● Description of the task
Once the pictures are set aside, transcribe the remaining data exactly.

(Stored entries)
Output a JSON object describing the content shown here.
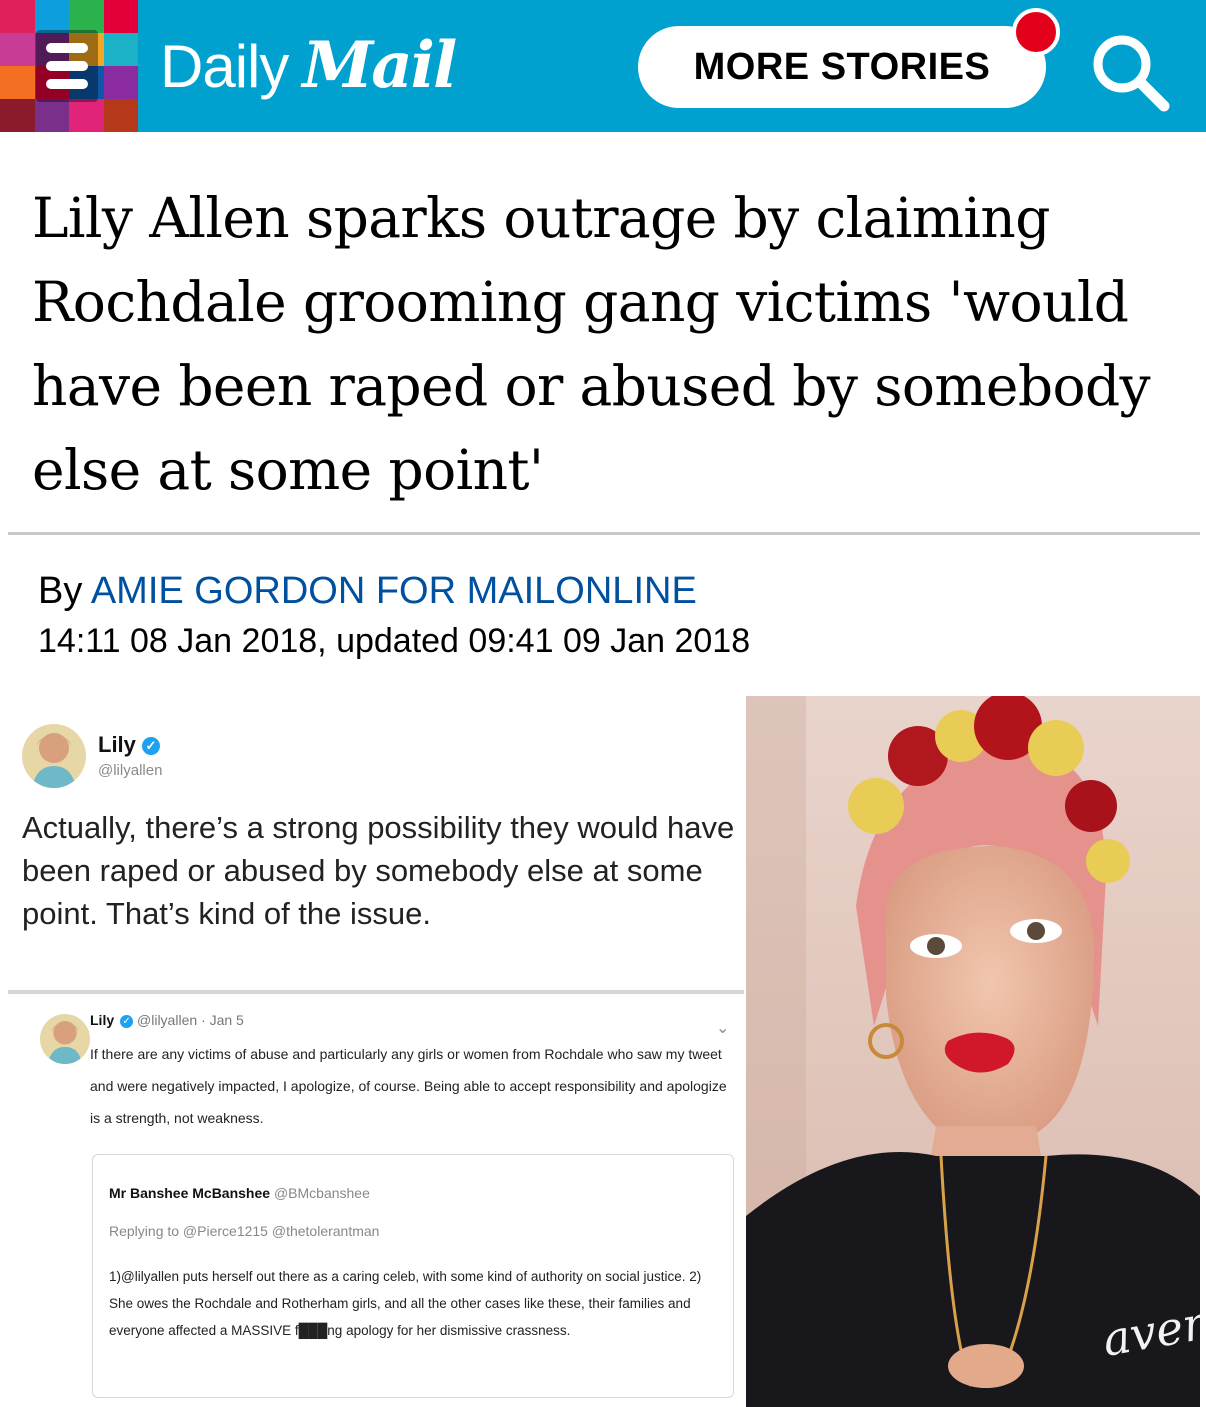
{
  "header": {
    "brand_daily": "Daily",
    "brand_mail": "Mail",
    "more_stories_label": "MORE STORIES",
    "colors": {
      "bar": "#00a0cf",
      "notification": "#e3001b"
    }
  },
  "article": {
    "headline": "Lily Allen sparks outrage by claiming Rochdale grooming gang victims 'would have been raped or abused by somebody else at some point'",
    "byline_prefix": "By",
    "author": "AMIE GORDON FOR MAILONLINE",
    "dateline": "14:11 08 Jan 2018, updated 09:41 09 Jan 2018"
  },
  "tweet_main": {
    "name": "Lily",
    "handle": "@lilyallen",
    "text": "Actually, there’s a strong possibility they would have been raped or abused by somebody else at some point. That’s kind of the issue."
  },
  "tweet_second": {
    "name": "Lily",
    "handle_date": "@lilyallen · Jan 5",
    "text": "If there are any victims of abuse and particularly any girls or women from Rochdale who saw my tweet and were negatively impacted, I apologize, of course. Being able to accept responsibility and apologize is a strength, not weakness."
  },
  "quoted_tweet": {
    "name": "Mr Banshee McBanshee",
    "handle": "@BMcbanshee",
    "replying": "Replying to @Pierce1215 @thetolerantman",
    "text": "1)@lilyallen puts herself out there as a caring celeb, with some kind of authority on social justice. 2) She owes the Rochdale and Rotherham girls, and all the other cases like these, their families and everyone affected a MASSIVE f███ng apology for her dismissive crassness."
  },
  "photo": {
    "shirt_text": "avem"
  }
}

● Answer to this task
Output a JSON object describing the content shown here.
{
  "header": {
    "brand_daily": "Daily",
    "brand_mail": "Mail",
    "more_stories_label": "MORE STORIES",
    "colors": {
      "bar": "#00a0cf",
      "notification": "#e3001b"
    }
  },
  "article": {
    "headline": "Lily Allen sparks outrage by claiming Rochdale grooming gang victims 'would have been raped or abused by somebody else at some point'",
    "byline_prefix": "By",
    "author": "AMIE GORDON FOR MAILONLINE",
    "dateline": "14:11 08 Jan 2018, updated 09:41 09 Jan 2018"
  },
  "tweet_main": {
    "name": "Lily",
    "handle": "@lilyallen",
    "text": "Actually, there’s a strong possibility they would have been raped or abused by somebody else at some point. That’s kind of the issue."
  },
  "tweet_second": {
    "name": "Lily",
    "handle_date": "@lilyallen · Jan 5",
    "text": "If there are any victims of abuse and particularly any girls or women from Rochdale who saw my tweet and were negatively impacted, I apologize, of course. Being able to accept responsibility and apologize is a strength, not weakness."
  },
  "quoted_tweet": {
    "name": "Mr Banshee McBanshee",
    "handle": "@BMcbanshee",
    "replying": "Replying to @Pierce1215 @thetolerantman",
    "text": "1)@lilyallen puts herself out there as a caring celeb, with some kind of authority on social justice. 2) She owes the Rochdale and Rotherham girls, and all the other cases like these, their families and everyone affected a MASSIVE f███ng apology for her dismissive crassness."
  },
  "photo": {
    "shirt_text": "avem"
  }
}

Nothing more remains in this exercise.